### EXERCISE TASK
Word for word, give the material below again, minus any images.

☆ ☆ ☆ ☆ ☆ ☆ ☆

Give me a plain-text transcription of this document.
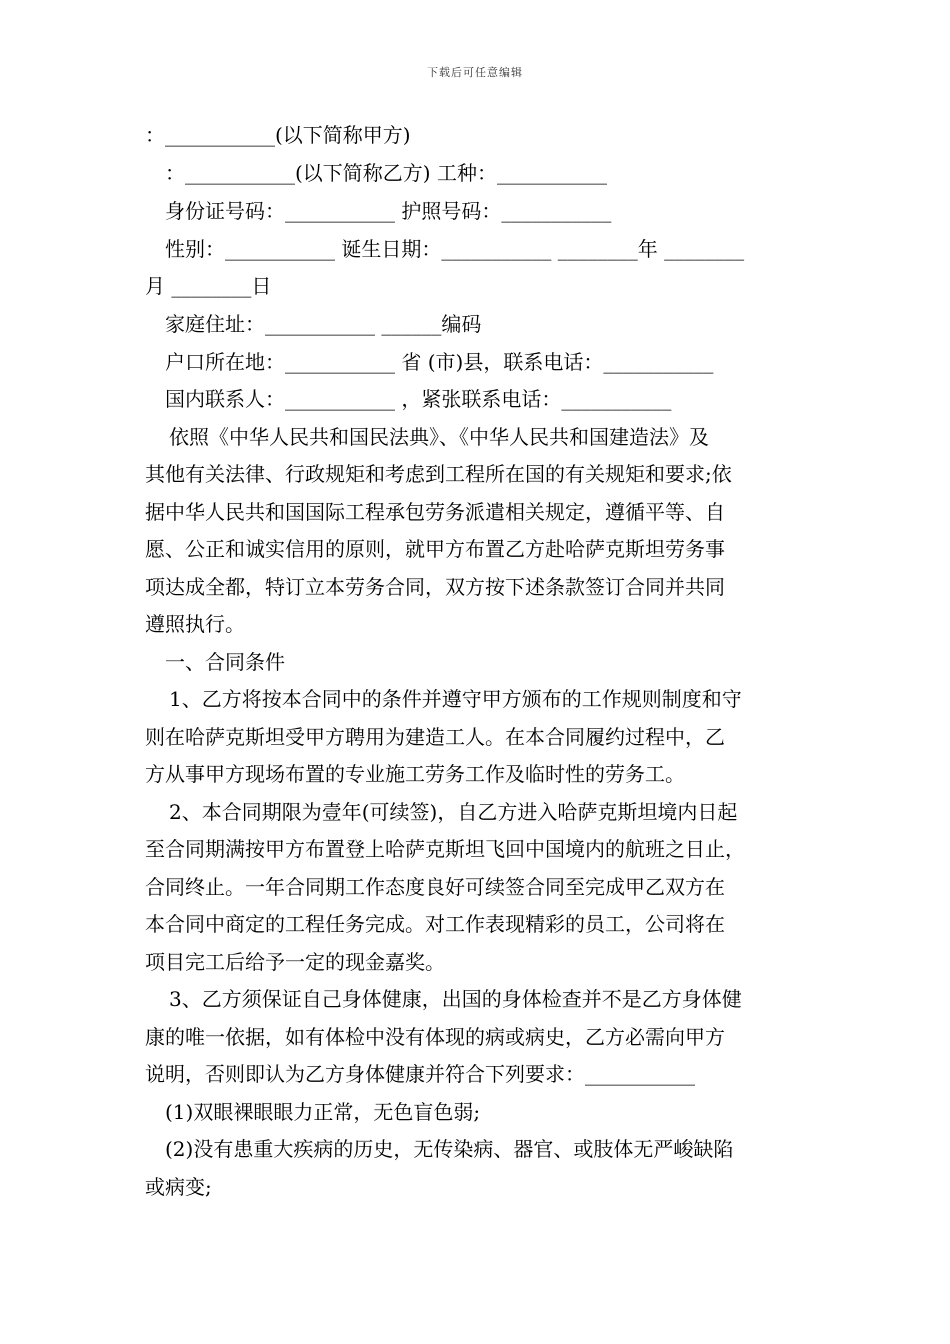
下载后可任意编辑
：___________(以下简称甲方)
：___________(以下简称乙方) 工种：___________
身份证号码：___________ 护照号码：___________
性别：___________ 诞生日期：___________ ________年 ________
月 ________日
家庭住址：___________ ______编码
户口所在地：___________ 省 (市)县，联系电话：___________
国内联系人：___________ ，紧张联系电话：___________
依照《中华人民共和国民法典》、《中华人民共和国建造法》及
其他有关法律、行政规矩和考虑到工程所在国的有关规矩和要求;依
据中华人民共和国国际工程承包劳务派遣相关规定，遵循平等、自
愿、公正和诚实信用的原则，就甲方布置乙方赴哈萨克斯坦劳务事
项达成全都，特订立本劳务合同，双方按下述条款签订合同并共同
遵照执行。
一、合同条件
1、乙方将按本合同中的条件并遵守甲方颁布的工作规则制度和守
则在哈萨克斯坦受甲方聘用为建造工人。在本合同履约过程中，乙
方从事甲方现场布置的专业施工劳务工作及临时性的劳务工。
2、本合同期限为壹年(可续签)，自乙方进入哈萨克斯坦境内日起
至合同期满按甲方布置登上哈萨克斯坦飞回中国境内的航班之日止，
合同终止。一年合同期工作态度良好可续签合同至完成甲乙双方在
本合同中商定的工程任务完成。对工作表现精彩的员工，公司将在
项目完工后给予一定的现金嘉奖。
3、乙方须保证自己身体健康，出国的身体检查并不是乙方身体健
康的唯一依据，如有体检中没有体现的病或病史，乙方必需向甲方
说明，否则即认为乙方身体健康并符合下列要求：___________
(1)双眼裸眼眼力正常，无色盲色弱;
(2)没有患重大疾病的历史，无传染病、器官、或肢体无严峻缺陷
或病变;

☆ ☆ ☆ ☆ ☆ ☆ ☆

### EXERCISE RESULT
Give me a plain-text transcription of this document.
下载后可任意编辑
：___________(以下简称甲方)
：___________(以下简称乙方) 工种：___________
身份证号码：___________ 护照号码：___________
性别：___________ 诞生日期：___________ ________年 ________
月 ________日
家庭住址：___________ ______编码
户口所在地：___________ 省 (市)县，联系电话：___________
国内联系人：___________ ，紧张联系电话：___________
依照《中华人民共和国民法典》、《中华人民共和国建造法》及
其他有关法律、行政规矩和考虑到工程所在国的有关规矩和要求;依
据中华人民共和国国际工程承包劳务派遣相关规定，遵循平等、自
愿、公正和诚实信用的原则，就甲方布置乙方赴哈萨克斯坦劳务事
项达成全都，特订立本劳务合同，双方按下述条款签订合同并共同
遵照执行。
一、合同条件
1、乙方将按本合同中的条件并遵守甲方颁布的工作规则制度和守
则在哈萨克斯坦受甲方聘用为建造工人。在本合同履约过程中，乙
方从事甲方现场布置的专业施工劳务工作及临时性的劳务工。
2、本合同期限为壹年(可续签)，自乙方进入哈萨克斯坦境内日起
至合同期满按甲方布置登上哈萨克斯坦飞回中国境内的航班之日止，
合同终止。一年合同期工作态度良好可续签合同至完成甲乙双方在
本合同中商定的工程任务完成。对工作表现精彩的员工，公司将在
项目完工后给予一定的现金嘉奖。
3、乙方须保证自己身体健康，出国的身体检查并不是乙方身体健
康的唯一依据，如有体检中没有体现的病或病史，乙方必需向甲方
说明，否则即认为乙方身体健康并符合下列要求：___________
(1)双眼裸眼眼力正常，无色盲色弱;
(2)没有患重大疾病的历史，无传染病、器官、或肢体无严峻缺陷
或病变;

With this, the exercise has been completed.